When a line in the entries contains the word "pour", copy that line in full.
**** Given records ****
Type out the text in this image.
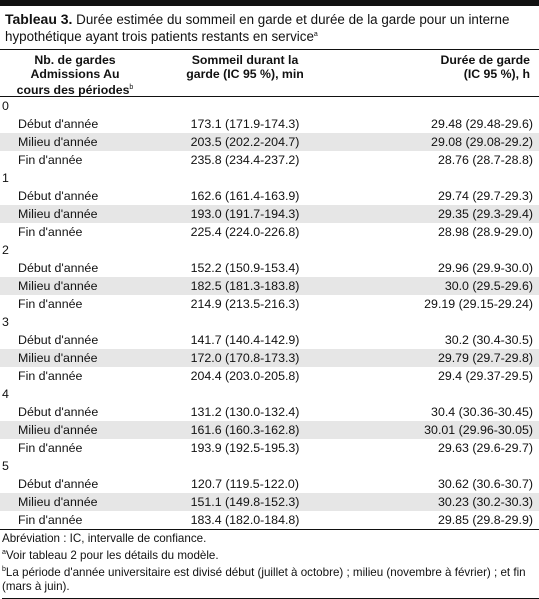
Tableau 3. Durée estimée du sommeil en garde et durée de la garde pour un interne hypothétique ayant trois patients restants en service$^a$
Nb. de gardes
Admissions Au
cours des périodes$^b$
Sommeil durant la
garde (IC 95 %), min
Durée de garde
(IC 95 %), h
0
Début d'année	173.1 (171.9-174.3)	29.48 (29.48-29.6)
Milieu d'année	203.5 (202.2-204.7)	29.08 (29.08-29.2)
Fin d'année	235.8 (234.4-237.2)	28.76 (28.7-28.8)
1
Début d'année	162.6 (161.4-163.9)	29.74 (29.7-29.3)
Milieu d'année	193.0 (191.7-194.3)	29.35 (29.3-29.4)
Fin d'année	225.4 (224.0-226.8)	28.98 (28.9-29.0)
2
Début d'année	152.2 (150.9-153.4)	29.96 (29.9-30.0)
Milieu d'année	182.5 (181.3-183.8)	30.0 (29.5-29.6)
Fin d'année	214.9 (213.5-216.3)	29.19 (29.15-29.24)
3
Début d'année	141.7 (140.4-142.9)	30.2 (30.4-30.5)
Milieu d'année	172.0 (170.8-173.3)	29.79 (29.7-29.8)
Fin d'année	204.4 (203.0-205.8)	29.4 (29.37-29.5)
4
Début d'année	131.2 (130.0-132.4)	30.4 (30.36-30.45)
Milieu d'année	161.6 (160.3-162.8)	30.01 (29.96-30.05)
Fin d'année	193.9 (192.5-195.3)	29.63 (29.6-29.7)
5
Début d'année	120.7 (119.5-122.0)	30.62 (30.6-30.7)
Milieu d'année	151.1 (149.8-152.3)	30.23 (30.2-30.3)
Fin d'année	183.4 (182.0-184.8)	29.85 (29.8-29.9)
Abréviation : IC, intervalle de confiance.
$^a$Voir tableau 2 pour les détails du modèle.
$^b$La période d'année universitaire est divisé début (juillet à octobre) ; milieu (novembre à février) ; et fin (mars à juin).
****
Output for this task:
Tableau 3. Durée estimée du sommeil en garde et durée de la garde pour un interne hypothétique ayant trois patients restants en service$^a$
$^a$Voir tableau 2 pour les détails du modèle.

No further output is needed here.